■ **TASK REQUIREMENTS**
State how many lines hold the word "saignement", with no other words.

■ **Data excerpts**
^^^^^^^^
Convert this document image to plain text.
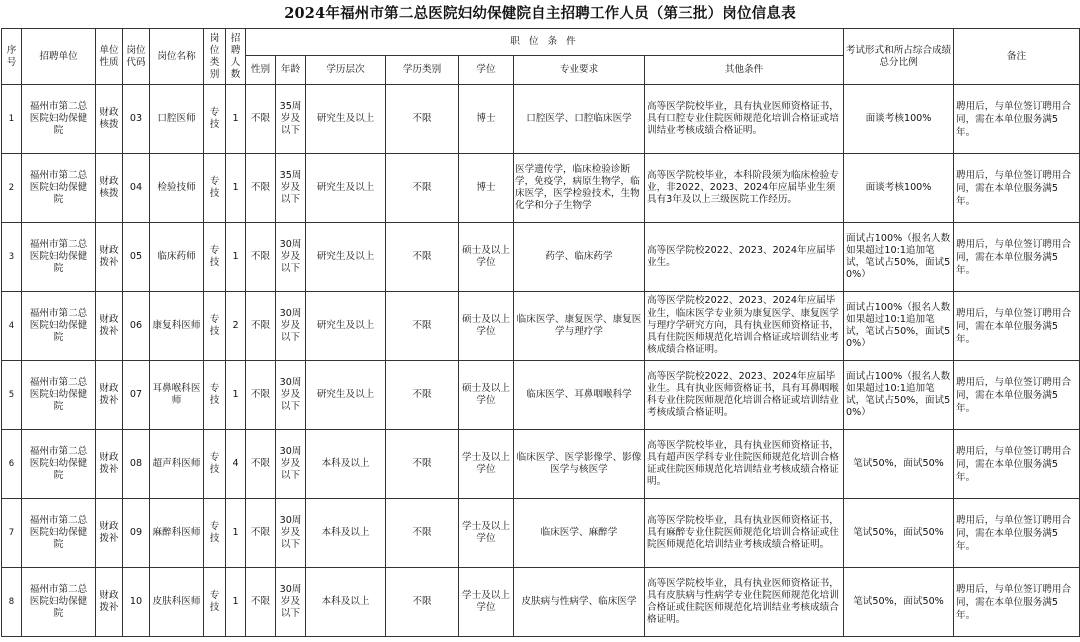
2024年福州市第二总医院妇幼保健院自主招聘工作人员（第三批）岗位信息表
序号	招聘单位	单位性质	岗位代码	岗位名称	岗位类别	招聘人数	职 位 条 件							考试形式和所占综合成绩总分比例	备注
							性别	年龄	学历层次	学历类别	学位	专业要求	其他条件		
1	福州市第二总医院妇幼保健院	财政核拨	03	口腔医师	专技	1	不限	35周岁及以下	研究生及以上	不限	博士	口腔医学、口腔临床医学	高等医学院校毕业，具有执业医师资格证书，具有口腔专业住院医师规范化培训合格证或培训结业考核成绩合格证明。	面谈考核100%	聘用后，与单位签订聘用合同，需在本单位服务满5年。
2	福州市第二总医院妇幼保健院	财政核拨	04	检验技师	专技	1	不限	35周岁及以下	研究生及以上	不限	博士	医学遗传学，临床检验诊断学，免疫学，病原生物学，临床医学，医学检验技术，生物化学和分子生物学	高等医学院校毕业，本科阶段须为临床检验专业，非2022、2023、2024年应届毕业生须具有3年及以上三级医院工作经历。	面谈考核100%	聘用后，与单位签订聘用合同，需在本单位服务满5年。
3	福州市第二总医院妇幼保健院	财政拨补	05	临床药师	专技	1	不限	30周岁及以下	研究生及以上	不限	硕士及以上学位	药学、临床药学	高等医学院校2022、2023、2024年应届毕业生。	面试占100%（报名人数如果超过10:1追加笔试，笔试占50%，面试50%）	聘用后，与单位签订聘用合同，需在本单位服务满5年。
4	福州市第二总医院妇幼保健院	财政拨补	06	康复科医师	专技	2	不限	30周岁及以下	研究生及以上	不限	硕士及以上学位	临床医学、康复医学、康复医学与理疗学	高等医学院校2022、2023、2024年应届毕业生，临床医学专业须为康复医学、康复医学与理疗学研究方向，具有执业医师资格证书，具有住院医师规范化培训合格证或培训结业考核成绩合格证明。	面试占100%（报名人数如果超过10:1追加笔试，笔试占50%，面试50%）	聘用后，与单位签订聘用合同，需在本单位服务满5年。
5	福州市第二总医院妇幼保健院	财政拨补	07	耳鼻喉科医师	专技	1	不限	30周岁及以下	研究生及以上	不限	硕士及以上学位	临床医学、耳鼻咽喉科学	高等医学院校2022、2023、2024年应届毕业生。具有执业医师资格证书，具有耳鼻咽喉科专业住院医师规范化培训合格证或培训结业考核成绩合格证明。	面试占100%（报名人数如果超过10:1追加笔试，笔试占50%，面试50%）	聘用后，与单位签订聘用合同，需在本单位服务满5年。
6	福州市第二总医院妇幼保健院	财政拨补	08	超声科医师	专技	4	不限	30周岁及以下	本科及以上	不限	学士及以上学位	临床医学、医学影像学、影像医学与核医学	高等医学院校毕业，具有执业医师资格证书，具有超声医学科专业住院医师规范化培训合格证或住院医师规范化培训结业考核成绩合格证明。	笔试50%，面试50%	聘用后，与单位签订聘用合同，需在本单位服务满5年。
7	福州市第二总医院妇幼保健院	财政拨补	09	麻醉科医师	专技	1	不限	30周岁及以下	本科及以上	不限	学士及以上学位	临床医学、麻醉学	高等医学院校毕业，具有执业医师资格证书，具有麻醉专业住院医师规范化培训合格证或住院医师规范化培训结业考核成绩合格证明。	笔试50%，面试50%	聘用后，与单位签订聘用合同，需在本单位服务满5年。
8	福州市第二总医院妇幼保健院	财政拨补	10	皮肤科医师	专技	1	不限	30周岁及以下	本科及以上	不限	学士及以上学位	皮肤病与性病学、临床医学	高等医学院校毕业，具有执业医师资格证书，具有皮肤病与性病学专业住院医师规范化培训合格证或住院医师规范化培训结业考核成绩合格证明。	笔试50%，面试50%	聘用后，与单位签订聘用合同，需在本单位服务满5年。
^^^^^^^^
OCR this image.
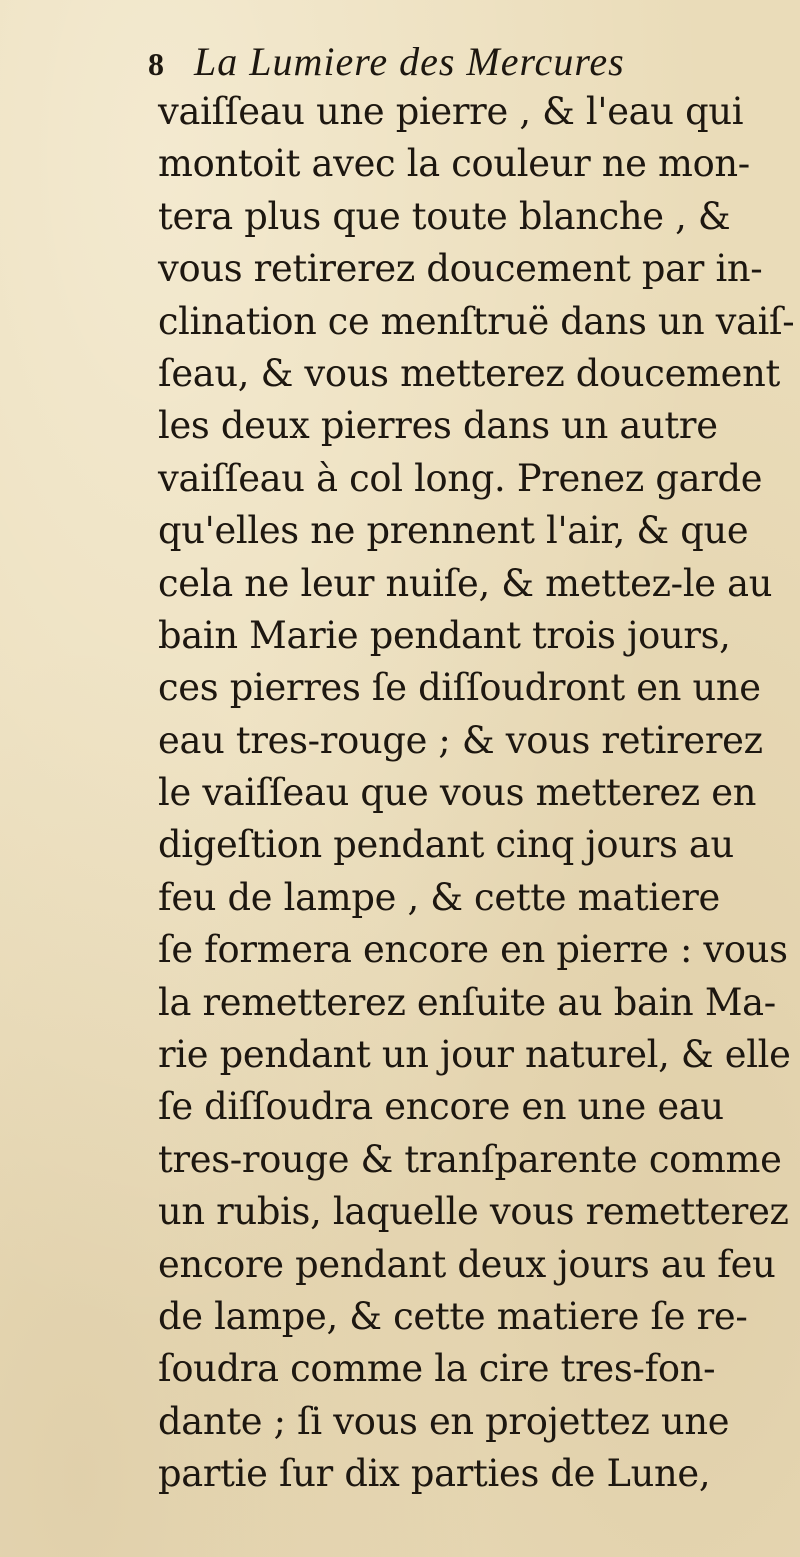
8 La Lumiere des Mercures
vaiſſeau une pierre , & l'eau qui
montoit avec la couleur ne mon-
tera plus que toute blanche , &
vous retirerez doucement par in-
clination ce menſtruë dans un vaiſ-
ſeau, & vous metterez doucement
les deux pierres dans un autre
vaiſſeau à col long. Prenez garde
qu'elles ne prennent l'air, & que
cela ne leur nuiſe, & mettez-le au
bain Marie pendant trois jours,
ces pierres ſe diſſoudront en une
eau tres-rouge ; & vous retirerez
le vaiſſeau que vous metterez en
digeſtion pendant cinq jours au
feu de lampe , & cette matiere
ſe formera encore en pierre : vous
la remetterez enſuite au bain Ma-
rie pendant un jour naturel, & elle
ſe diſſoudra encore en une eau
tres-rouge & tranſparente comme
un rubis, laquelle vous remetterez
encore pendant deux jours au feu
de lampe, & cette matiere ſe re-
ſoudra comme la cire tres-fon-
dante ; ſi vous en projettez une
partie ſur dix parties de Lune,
^^^^^^^^
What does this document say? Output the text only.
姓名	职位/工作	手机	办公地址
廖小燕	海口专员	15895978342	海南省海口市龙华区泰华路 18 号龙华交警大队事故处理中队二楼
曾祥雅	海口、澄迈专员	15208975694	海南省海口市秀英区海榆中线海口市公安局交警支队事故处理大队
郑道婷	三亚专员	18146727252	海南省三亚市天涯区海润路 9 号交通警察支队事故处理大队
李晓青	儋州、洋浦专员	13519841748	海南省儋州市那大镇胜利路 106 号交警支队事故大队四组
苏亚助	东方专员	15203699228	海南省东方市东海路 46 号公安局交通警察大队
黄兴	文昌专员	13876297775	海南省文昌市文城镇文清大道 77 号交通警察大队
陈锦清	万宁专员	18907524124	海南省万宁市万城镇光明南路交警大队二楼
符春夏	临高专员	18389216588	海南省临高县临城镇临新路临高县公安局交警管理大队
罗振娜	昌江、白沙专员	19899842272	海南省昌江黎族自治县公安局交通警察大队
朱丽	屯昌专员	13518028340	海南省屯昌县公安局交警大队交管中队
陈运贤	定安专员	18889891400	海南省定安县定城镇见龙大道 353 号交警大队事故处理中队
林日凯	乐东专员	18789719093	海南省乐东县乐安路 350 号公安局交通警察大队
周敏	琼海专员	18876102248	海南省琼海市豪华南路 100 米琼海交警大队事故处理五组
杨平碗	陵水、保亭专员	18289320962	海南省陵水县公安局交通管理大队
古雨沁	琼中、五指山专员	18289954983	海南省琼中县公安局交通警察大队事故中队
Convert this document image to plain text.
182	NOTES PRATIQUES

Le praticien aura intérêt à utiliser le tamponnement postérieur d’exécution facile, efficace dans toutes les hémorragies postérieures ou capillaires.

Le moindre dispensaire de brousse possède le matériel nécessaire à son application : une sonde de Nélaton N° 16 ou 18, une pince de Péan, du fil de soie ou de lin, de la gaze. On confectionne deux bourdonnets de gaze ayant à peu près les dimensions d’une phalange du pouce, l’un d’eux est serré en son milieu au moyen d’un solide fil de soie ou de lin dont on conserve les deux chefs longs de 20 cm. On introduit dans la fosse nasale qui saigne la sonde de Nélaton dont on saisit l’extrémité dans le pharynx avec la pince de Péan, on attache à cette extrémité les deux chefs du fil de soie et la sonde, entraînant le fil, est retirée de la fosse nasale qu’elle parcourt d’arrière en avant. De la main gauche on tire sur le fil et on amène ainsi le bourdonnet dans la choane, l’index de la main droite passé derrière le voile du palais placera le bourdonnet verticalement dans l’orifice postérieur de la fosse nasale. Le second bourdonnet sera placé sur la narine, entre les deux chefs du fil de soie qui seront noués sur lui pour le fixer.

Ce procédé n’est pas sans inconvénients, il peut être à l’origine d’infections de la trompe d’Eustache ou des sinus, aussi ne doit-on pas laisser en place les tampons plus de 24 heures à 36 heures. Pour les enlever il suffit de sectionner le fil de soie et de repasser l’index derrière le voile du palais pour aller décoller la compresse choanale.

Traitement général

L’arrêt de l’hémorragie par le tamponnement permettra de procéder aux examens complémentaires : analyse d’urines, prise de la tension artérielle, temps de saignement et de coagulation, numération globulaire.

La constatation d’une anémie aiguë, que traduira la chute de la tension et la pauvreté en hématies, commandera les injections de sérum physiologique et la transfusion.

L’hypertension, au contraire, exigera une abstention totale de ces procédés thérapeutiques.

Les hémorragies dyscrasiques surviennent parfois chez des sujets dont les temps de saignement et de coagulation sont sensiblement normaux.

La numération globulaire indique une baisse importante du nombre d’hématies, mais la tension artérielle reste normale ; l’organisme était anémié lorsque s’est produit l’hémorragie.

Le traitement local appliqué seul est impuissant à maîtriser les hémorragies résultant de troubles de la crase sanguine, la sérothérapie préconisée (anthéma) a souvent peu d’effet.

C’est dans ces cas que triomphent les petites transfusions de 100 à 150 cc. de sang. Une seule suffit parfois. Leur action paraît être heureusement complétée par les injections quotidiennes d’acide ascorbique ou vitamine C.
^^^^^^^^
■ **OUTPUT**
2